>>>>>
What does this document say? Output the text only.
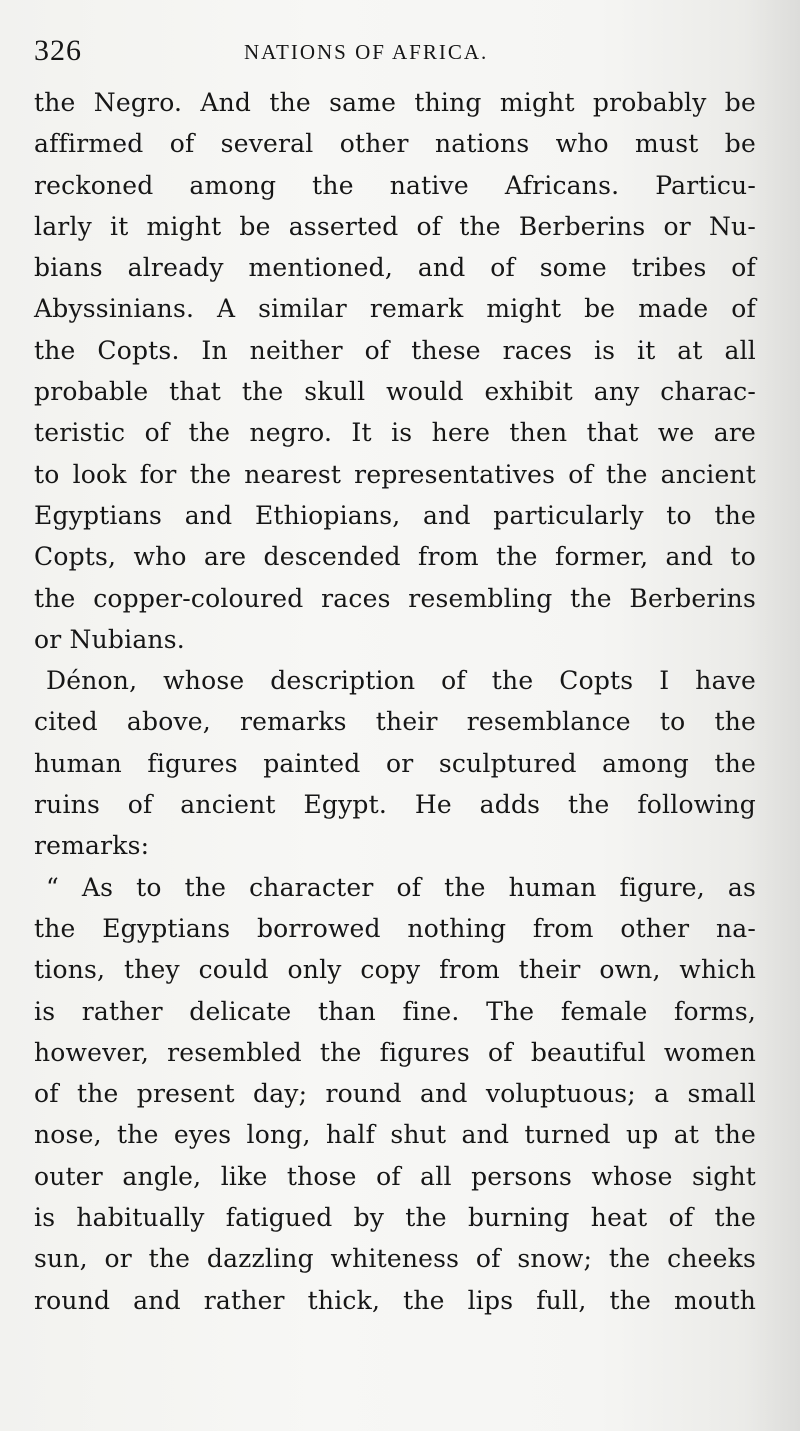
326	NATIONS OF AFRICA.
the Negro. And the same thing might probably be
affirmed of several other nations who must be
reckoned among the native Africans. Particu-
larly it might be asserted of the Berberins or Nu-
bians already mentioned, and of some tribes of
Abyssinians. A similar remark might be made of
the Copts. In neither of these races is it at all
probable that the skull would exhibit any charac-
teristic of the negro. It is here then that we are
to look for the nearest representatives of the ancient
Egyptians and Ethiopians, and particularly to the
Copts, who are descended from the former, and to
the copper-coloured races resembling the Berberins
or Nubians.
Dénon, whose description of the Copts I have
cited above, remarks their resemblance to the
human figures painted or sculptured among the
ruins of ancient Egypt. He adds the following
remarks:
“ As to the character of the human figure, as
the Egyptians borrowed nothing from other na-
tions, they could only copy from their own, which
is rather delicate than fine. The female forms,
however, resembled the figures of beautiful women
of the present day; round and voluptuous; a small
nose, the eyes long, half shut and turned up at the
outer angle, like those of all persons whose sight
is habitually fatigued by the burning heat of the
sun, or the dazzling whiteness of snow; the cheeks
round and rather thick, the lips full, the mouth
<<<<<
>>>>>
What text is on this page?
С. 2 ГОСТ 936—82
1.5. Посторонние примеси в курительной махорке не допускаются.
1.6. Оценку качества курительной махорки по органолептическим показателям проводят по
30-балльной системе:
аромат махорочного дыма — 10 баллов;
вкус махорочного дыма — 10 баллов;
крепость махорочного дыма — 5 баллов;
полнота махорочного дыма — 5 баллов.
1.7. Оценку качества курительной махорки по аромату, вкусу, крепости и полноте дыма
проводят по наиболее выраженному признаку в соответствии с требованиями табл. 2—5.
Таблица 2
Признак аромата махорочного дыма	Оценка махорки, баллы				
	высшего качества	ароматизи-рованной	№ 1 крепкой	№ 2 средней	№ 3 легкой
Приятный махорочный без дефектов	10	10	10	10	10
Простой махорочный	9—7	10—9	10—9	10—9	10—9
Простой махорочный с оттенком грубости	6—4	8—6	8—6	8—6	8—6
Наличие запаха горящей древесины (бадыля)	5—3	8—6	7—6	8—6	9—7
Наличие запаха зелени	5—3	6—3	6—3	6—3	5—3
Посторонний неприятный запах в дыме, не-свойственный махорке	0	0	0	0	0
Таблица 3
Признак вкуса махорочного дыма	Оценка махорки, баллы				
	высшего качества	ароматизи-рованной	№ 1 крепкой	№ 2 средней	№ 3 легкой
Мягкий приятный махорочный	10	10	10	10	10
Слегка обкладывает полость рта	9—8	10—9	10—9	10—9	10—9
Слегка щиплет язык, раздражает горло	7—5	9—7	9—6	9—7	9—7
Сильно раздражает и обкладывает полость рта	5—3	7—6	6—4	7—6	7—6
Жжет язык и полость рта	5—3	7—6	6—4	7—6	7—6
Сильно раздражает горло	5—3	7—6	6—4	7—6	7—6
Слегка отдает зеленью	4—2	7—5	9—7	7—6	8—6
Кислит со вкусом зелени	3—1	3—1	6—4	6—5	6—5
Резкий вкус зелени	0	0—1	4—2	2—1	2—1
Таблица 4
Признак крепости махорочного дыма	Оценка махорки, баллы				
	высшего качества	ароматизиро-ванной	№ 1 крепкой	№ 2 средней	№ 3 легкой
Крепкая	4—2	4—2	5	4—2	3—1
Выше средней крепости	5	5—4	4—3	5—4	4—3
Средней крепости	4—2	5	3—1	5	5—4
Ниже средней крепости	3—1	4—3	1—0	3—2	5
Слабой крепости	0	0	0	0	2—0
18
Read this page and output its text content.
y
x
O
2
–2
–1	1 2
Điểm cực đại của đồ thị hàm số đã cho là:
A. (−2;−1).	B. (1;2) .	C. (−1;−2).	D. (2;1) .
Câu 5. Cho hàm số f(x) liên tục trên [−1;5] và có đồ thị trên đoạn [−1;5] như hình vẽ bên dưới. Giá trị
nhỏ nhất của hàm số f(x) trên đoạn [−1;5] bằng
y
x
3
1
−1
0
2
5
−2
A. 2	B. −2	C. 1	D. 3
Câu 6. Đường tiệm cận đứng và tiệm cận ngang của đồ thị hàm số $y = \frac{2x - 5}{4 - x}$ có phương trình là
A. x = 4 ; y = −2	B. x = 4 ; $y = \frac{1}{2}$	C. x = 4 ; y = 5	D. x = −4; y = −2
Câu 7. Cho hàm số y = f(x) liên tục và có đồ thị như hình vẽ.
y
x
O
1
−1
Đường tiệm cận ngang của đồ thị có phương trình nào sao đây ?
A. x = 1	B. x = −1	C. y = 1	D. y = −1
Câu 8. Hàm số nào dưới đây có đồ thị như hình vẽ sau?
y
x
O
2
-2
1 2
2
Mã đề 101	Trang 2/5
<<<<<
:: What the task requires ::
Say only how many lines in the records carry the word "hình".

:: Solution for this exercise ::
3